Extract all of the data and reproduce it precisely.

→ EXERCISE MATERIALS:
::::

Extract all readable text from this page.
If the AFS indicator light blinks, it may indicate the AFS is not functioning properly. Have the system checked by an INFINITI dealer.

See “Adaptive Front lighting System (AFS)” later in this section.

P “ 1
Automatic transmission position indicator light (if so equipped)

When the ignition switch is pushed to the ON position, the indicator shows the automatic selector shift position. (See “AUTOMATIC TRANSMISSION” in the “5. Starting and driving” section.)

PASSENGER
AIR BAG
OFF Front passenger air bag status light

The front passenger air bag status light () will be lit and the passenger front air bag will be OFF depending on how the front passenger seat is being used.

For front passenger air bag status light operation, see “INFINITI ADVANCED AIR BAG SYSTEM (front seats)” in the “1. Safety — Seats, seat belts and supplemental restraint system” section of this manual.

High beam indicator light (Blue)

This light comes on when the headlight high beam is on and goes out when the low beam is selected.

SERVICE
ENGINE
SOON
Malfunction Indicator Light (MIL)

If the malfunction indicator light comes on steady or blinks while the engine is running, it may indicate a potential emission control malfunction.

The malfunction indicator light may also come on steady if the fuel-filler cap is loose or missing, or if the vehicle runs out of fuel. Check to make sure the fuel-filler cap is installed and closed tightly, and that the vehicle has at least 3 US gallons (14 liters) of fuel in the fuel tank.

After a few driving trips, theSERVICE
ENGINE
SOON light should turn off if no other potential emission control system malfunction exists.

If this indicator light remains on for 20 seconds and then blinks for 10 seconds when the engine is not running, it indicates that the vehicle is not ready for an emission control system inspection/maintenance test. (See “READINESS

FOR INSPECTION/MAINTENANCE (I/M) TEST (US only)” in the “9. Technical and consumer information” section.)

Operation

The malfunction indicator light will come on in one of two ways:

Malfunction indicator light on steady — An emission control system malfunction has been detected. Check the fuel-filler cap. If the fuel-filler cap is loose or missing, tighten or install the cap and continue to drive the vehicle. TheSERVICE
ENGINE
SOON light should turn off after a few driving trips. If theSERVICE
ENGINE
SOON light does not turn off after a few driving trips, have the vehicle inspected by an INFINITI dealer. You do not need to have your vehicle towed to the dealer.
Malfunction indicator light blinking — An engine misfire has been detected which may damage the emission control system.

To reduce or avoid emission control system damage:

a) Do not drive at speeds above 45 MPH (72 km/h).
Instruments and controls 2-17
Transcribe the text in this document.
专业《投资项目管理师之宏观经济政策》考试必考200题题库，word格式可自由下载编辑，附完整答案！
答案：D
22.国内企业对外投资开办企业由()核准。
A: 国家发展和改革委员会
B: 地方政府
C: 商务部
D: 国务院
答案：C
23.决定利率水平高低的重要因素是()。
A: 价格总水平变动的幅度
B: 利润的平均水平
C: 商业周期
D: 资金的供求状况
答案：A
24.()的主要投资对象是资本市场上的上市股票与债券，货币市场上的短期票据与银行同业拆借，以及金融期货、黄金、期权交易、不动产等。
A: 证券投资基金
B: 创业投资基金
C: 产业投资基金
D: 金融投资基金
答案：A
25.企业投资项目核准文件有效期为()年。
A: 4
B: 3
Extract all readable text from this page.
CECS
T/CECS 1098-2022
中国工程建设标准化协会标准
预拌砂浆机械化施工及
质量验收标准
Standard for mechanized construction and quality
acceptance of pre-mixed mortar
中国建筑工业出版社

::::

→ OUTPUT BELOW:
Extract all readable text from this page.
If the AFS indicator light blinks, it may indicate the AFS is not functioning properly. Have the system checked by an INFINITI dealer.

See “Adaptive Front lighting System (AFS)” later in this section.

P “ 1
Automatic transmission position indicator light (if so equipped)

When the ignition switch is pushed to the ON position, the indicator shows the automatic selector shift position. (See “AUTOMATIC TRANSMISSION” in the “5. Starting and driving” section.)

PASSENGER
AIR BAG
OFF Front passenger air bag status light

The front passenger air bag status light () will be lit and the passenger front air bag will be OFF depending on how the front passenger seat is being used.

For front passenger air bag status light operation, see “INFINITI ADVANCED AIR BAG SYSTEM (front seats)” in the “1. Safety — Seats, seat belts and supplemental restraint system” section of this manual.

High beam indicator light (Blue)

This light comes on when the headlight high beam is on and goes out when the low beam is selected.

SERVICE
ENGINE
SOON
Malfunction Indicator Light (MIL)

If the malfunction indicator light comes on steady or blinks while the engine is running, it may indicate a potential emission control malfunction.

The malfunction indicator light may also come on steady if the fuel-filler cap is loose or missing, or if the vehicle runs out of fuel. Check to make sure the fuel-filler cap is installed and closed tightly, and that the vehicle has at least 3 US gallons (14 liters) of fuel in the fuel tank.

After a few driving trips, theSERVICE
ENGINE
SOON light should turn off if no other potential emission control system malfunction exists.

If this indicator light remains on for 20 seconds and then blinks for 10 seconds when the engine is not running, it indicates that the vehicle is not ready for an emission control system inspection/maintenance test. (See “READINESS

FOR INSPECTION/MAINTENANCE (I/M) TEST (US only)” in the “9. Technical and consumer information” section.)

Operation

The malfunction indicator light will come on in one of two ways:

Malfunction indicator light on steady — An emission control system malfunction has been detected. Check the fuel-filler cap. If the fuel-filler cap is loose or missing, tighten or install the cap and continue to drive the vehicle. TheSERVICE
ENGINE
SOON light should turn off after a few driving trips. If theSERVICE
ENGINE
SOON light does not turn off after a few driving trips, have the vehicle inspected by an INFINITI dealer. You do not need to have your vehicle towed to the dealer.
Malfunction indicator light blinking — An engine misfire has been detected which may damage the emission control system.

To reduce or avoid emission control system damage:

a) Do not drive at speeds above 45 MPH (72 km/h).
Instruments and controls 2-17
Transcribe the text in this document.
专业《投资项目管理师之宏观经济政策》考试必考200题题库，word格式可自由下载编辑，附完整答案！
答案：D
22.国内企业对外投资开办企业由()核准。
A: 国家发展和改革委员会
B: 地方政府
C: 商务部
D: 国务院
答案：C
23.决定利率水平高低的重要因素是()。
A: 价格总水平变动的幅度
B: 利润的平均水平
C: 商业周期
D: 资金的供求状况
答案：A
24.()的主要投资对象是资本市场上的上市股票与债券，货币市场上的短期票据与银行同业拆借，以及金融期货、黄金、期权交易、不动产等。
A: 证券投资基金
B: 创业投资基金
C: 产业投资基金
D: 金融投资基金
答案：A
25.企业投资项目核准文件有效期为()年。
A: 4
B: 3
Extract all readable text from this page.
CECS
T/CECS 1098-2022
中国工程建设标准化协会标准
预拌砂浆机械化施工及
质量验收标准
Standard for mechanized construction and quality
acceptance of pre-mixed mortar
中国建筑工业出版社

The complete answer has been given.